**Brief:** Transcribe the entries exactly; images are not part of the copy.

**Dataset rows:**
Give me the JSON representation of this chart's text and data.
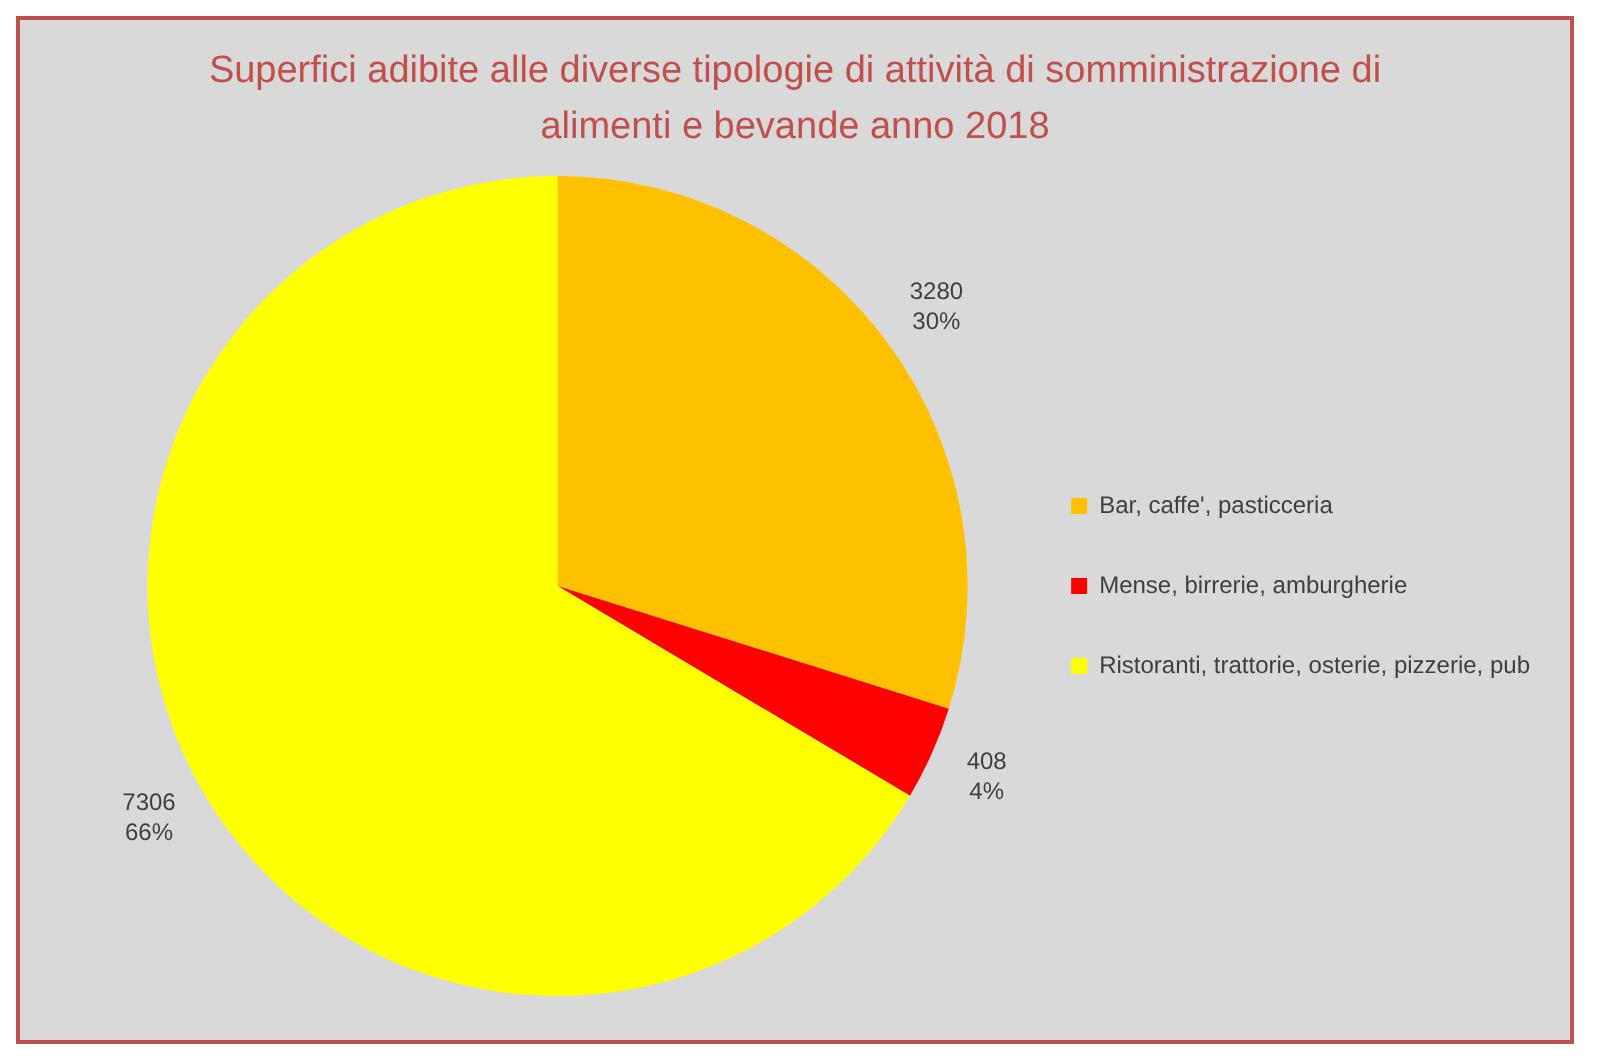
{
  "chart_data": {
    "type": "pie",
    "title": "Superfici adibite alle diverse tipologie di attività di somministrazione di alimenti e bevande anno 2018",
    "categories": [
      "Bar, caffe', pasticceria",
      "Mense, birrerie, amburgherie",
      "Ristoranti, trattorie, osterie, pizzerie, pub"
    ],
    "values": [
      3280,
      408,
      7306
    ],
    "colors": [
      "#ffc000",
      "#ff0000",
      "#ffff00"
    ],
    "value_labels": [
      "3280\n30%",
      "408\n4%",
      "7306\n66%"
    ],
    "legend": "right"
  }
}
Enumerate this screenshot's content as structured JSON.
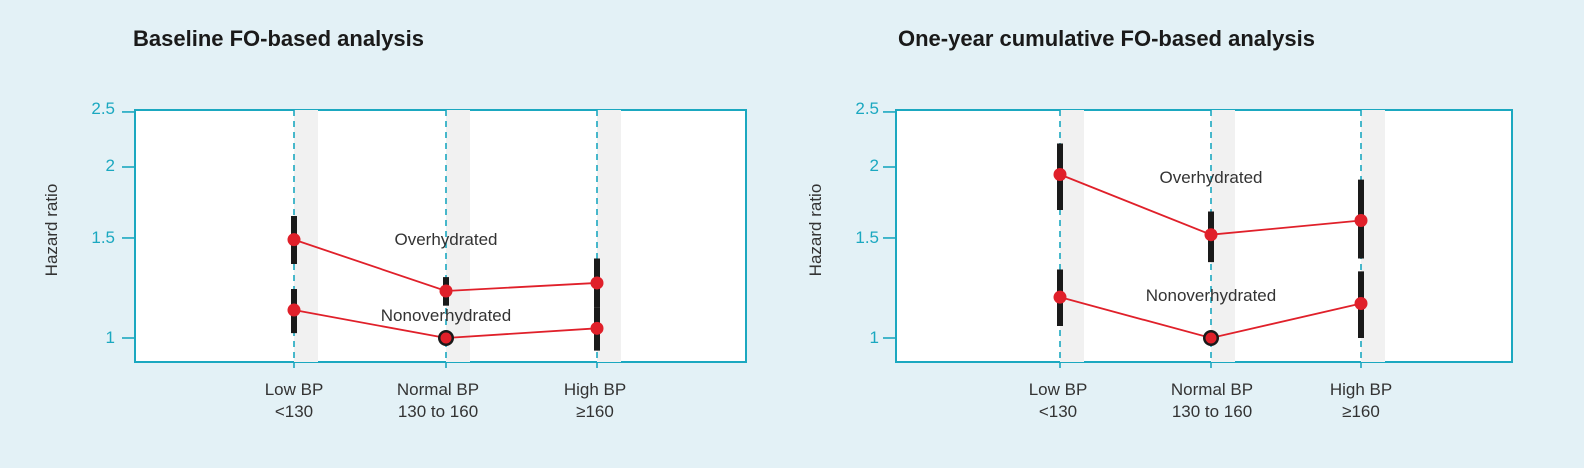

**Output for this task:**
Give me the JSON representation of this chart's text and data.
{
  "chart_data": {
    "type": "pie",
    "title": "Superfici adibite alle diverse tipologie di attività di somministrazione di alimenti e bevande anno 2018",
    "categories": [
      "Bar, caffe', pasticceria",
      "Mense, birrerie, amburgherie",
      "Ristoranti, trattorie, osterie, pizzerie, pub"
    ],
    "values": [
      3280,
      408,
      7306
    ],
    "colors": [
      "#ffc000",
      "#ff0000",
      "#ffff00"
    ],
    "value_labels": [
      "3280\n30%",
      "408\n4%",
      "7306\n66%"
    ],
    "legend": "right"
  }
}
Enumerate this screenshot's content as structured JSON.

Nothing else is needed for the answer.